Show only lines that include "Upewnić".

════════

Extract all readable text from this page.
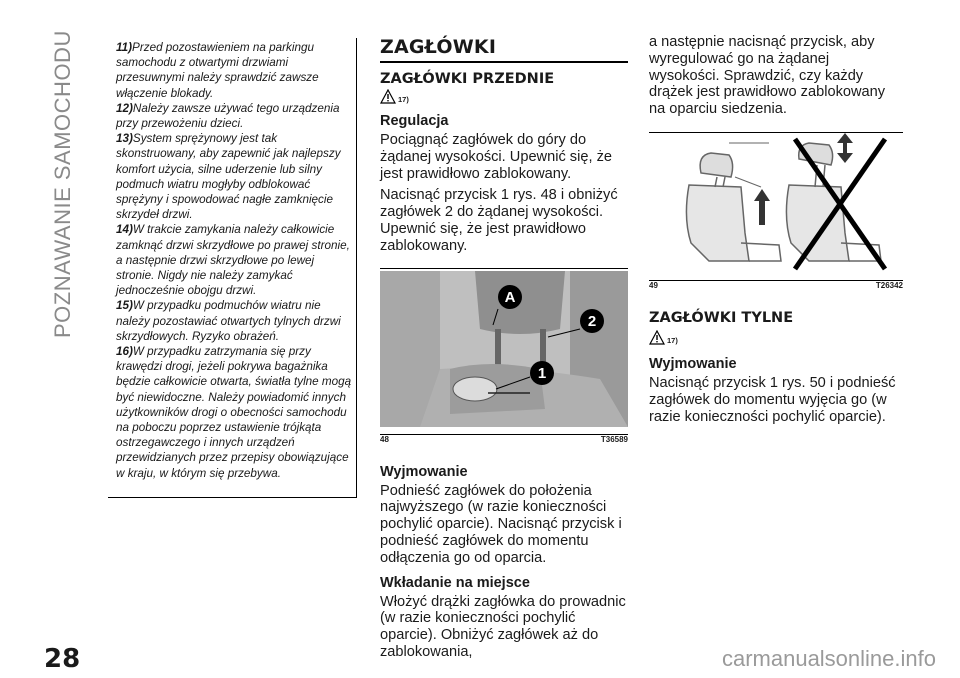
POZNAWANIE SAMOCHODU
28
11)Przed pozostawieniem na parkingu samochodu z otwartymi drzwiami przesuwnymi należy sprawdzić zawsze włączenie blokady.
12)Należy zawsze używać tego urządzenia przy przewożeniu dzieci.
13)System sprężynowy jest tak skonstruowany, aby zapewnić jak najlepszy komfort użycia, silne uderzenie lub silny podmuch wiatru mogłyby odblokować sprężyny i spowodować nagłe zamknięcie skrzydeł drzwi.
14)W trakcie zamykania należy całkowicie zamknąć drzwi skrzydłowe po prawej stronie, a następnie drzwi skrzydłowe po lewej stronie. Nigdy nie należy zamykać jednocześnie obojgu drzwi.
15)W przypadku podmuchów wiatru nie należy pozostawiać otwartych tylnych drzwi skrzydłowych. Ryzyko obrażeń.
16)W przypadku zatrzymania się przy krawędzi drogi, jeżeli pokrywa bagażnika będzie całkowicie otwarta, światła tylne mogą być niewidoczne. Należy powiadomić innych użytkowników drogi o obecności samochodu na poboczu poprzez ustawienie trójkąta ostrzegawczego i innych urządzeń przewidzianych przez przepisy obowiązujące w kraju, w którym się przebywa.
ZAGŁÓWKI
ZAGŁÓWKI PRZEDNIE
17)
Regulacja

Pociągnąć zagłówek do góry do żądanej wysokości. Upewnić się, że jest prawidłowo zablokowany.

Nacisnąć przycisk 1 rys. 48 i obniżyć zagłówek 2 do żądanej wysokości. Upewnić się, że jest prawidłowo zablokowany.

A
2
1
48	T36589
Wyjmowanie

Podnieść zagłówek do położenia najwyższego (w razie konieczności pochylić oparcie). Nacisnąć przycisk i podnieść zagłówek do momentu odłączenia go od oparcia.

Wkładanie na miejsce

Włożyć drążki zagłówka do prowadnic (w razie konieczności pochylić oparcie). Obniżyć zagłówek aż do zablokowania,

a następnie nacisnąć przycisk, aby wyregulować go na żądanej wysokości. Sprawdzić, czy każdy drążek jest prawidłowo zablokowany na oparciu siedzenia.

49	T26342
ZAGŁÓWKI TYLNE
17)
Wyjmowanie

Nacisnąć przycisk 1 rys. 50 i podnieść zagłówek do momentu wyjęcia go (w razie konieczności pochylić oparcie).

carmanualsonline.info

════════

- Task answer:
Pociągnąć zagłówek do góry do żądanej wysokości. Upewnić się, że jest prawidłowo zablokowany.
Nacisnąć przycisk 1 rys. 48 i obniżyć zagłówek 2 do żądanej wysokości. Upewnić się, że jest prawidłowo zablokowany.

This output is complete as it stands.